Transcribe the lines below exactly, beginning with the line that holds "Convert this screenshot" and ending with the final line, both included. Pictures are to be left out.

▶ _RECORD EXCERPTS_:
※ ※ ※

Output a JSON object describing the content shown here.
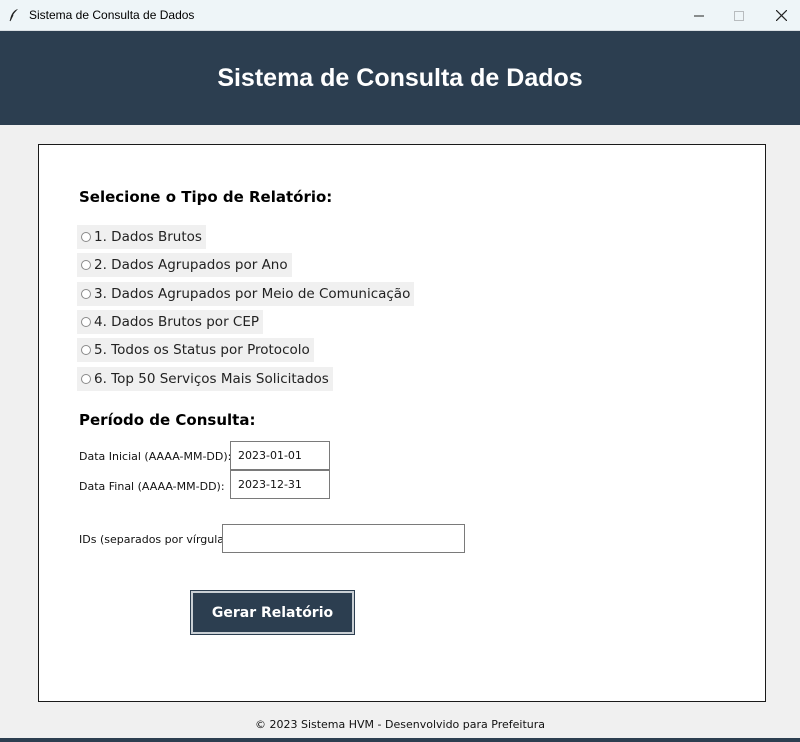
{
  "window": {
    "title": "Sistema de Consulta de Dados"
  },
  "header": {
    "title": "Sistema de Consulta de Dados"
  },
  "report_type": {
    "heading": "Selecione o Tipo de Relatório:",
    "options": [
      {
        "label": "1. Dados Brutos",
        "selected": false
      },
      {
        "label": "2. Dados Agrupados por Ano",
        "selected": false
      },
      {
        "label": "3. Dados Agrupados por Meio de Comunicação",
        "selected": false
      },
      {
        "label": "4. Dados Brutos por CEP",
        "selected": false
      },
      {
        "label": "5. Todos os Status por Protocolo",
        "selected": false
      },
      {
        "label": "6. Top 50 Serviços Mais Solicitados",
        "selected": false
      }
    ]
  },
  "period": {
    "heading": "Período de Consulta:",
    "start_label": "Data Inicial (AAAA-MM-DD):",
    "start_value": "2023-01-01",
    "end_label": "Data Final (AAAA-MM-DD):",
    "end_value": "2023-12-31"
  },
  "ids": {
    "label": "IDs (separados por vírgula):",
    "value": ""
  },
  "actions": {
    "generate_label": "Gerar Relatório"
  },
  "footer": {
    "text": "© 2023 Sistema HVM - Desenvolvido para Prefeitura"
  },
  "colors": {
    "header_bg": "#2c3e50",
    "button_bg": "#2c3e50",
    "window_bg": "#f0f0f0",
    "panel_bg": "#ffffff"
  }
}
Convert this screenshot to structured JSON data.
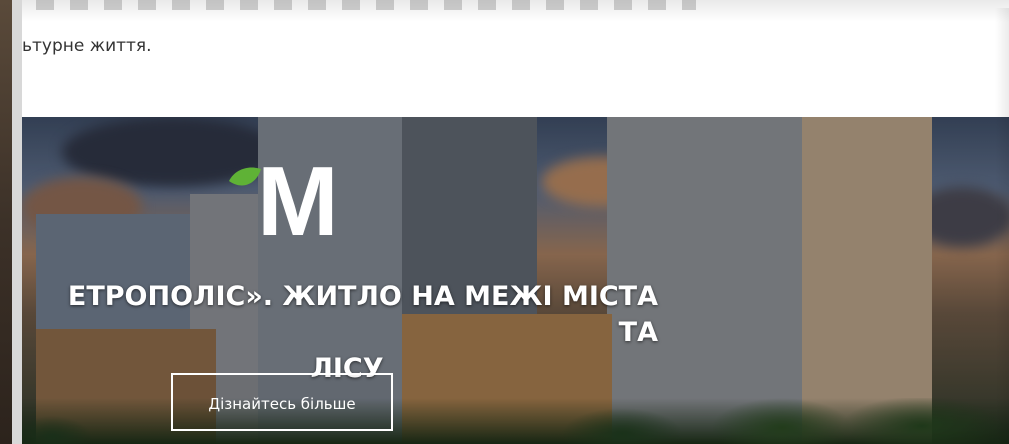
{
  "intro": {
    "text": "ьтурне життя."
  },
  "hero": {
    "logo_letter": "M",
    "title_line1": "ЕТРОПОЛІС». ЖИТЛО НА МЕЖІ МІСТА ТА",
    "title_line2": "ЛІСУ",
    "cta_label": "Дізнайтесь більше"
  },
  "colors": {
    "logo_leaf": "#5fb236",
    "text_dark": "#333333",
    "hero_text": "#ffffff"
  }
}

※ ※ ※

▶ _WRITTEN RESPONSE_:
Convert this screenshot to structured JSON data.
{
  "intro": {
    "text": "ьтурне життя."
  },
  "hero": {
    "logo_letter": "M",
    "title_line1": "ЕТРОПОЛІС». ЖИТЛО НА МЕЖІ МІСТА ТА",
    "title_line2": "ЛІСУ",
    "cta_label": "Дізнайтесь більше"
  },
  "colors": {
    "logo_leaf": "#5fb236",
    "text_dark": "#333333",
    "hero_text": "#ffffff"
  }
}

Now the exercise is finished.